Text passage:

Antonym: The Muddle in the Middle Edition
One for the AI fans and paleoanthropologists. Something for everyone, then.
Dear Reader,
If you're slowing down for Christmas, good for you. Absolutely nothing else is - particularly in AI world. I'm going to focus on AI news this week and try to make sense of some of it. Let's start with some numbers.
Two Years of Generative AI: A Progress Report
It's been two years since the starting gun on generative AI was fired with the public release of ChatGPT, and one year since OpenAI launched its GPT store, making it easier for anyone to create custom AI assistants (though what we call them remains hotly debated - chatbots? generative agents? GPTs?).
About a year ago, ChatGPT had 100M weekly active users (an oddly chosen metric over monthly or daily user counts, as I noted then). Now? The numbers tell quite a story:
OpenAI by numbers:
300 million: Weekly active users (announced by CEO Sam Altman at The NYT DealBook Summit)
250 million: Previous user count just one week earlier
1 billion: Target active users for next year
$157 billion: Current valuation since launching ChatGPT
$13 billion: Total funding from Microsoft over two years
$6.6 billion: Latest funding round (October)

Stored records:

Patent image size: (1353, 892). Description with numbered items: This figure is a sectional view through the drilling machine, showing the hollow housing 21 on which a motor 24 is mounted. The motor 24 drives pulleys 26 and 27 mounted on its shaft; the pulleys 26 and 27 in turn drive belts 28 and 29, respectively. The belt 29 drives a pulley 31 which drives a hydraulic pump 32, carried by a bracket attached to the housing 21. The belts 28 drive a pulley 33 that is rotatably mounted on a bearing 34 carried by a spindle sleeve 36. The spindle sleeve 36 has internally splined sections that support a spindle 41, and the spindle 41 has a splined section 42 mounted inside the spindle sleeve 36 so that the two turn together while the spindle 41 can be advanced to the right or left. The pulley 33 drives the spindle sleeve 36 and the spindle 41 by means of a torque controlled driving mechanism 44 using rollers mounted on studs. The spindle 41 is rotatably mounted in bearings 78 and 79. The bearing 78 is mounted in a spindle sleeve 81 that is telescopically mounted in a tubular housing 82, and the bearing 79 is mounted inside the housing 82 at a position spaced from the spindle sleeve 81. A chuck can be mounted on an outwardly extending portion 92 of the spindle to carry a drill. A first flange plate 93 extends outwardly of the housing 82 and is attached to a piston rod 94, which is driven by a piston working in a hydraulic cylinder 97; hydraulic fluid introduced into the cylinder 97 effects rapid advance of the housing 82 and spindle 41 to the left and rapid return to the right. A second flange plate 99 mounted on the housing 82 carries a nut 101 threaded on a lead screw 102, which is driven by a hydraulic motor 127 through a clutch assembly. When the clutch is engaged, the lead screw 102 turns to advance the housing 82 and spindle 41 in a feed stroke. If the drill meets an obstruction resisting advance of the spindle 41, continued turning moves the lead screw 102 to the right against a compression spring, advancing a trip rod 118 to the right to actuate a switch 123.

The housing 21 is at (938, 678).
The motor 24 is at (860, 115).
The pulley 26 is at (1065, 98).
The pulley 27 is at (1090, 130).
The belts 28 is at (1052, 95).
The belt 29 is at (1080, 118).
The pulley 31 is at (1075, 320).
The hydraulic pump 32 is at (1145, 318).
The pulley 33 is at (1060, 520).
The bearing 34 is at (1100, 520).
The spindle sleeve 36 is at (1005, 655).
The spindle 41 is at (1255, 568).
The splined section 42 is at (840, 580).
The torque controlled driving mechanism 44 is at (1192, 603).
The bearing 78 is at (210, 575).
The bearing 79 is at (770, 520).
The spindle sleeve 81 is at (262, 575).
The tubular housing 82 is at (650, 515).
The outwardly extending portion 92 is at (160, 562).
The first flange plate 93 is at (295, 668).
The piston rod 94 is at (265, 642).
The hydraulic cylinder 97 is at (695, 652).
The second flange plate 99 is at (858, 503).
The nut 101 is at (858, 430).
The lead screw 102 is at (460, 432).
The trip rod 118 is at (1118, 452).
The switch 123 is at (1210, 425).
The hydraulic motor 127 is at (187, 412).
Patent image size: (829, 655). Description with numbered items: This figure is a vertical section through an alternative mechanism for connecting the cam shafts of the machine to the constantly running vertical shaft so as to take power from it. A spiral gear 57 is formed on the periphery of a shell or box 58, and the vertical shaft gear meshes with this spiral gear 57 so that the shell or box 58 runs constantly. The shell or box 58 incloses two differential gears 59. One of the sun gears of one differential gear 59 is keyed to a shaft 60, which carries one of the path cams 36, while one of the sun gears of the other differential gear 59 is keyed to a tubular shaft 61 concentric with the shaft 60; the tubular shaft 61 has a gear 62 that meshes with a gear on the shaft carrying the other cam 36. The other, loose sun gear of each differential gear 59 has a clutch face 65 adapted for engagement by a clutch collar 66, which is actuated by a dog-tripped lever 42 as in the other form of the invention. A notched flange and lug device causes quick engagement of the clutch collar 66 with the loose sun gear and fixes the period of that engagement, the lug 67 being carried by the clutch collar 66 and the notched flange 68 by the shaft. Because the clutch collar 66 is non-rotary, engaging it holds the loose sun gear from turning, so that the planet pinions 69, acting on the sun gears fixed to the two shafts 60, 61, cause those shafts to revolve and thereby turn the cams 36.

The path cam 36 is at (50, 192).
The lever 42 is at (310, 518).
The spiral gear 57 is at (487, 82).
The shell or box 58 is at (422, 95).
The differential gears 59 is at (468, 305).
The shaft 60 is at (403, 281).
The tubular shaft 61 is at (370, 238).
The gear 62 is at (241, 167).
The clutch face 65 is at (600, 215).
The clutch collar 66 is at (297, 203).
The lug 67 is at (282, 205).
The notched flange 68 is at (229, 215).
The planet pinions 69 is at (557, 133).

Your goal: Continue the newsletter on AI news from the point where it stops.

Written response:
$4 billion: Revolving line of credit
$1.5 billion: Value of employee shares in new SoftBank tender offer
Source: CNBC
The Limits of Useful AI Scepticism
Casey Newton makes an interesting observation about AI skeptics: there are two distinct camps - internal (those who worked or have worked at AI companies) and external (those who haven't). The internal critics tend to be doubtful that the technology is safe and think it may be harmful. (His whole article on this is a strong recommend.)
In most workshops we run at Brilliant Noise there will be one or two sceptics. They are welcomed and supported if they declare their attitude. Everyone needs to be skeptical, we explain, and every team benefits from critical questioners in their discussions. They tend to want to see evidence, hear downsides considered, think about second order effects on their sector, the economy and society. This is useful, essential critical thinking.
There's a more selfish reason that I aim to welcome skeptics to AI-B-C sessions: it is so satisfying when they begin to understand how gen AI can help them and their teams. I don't think of it as a conversion, because I want them to keep their skeptic habits for everyone's sake, but to apply them to more nuanced and useful questions about AI.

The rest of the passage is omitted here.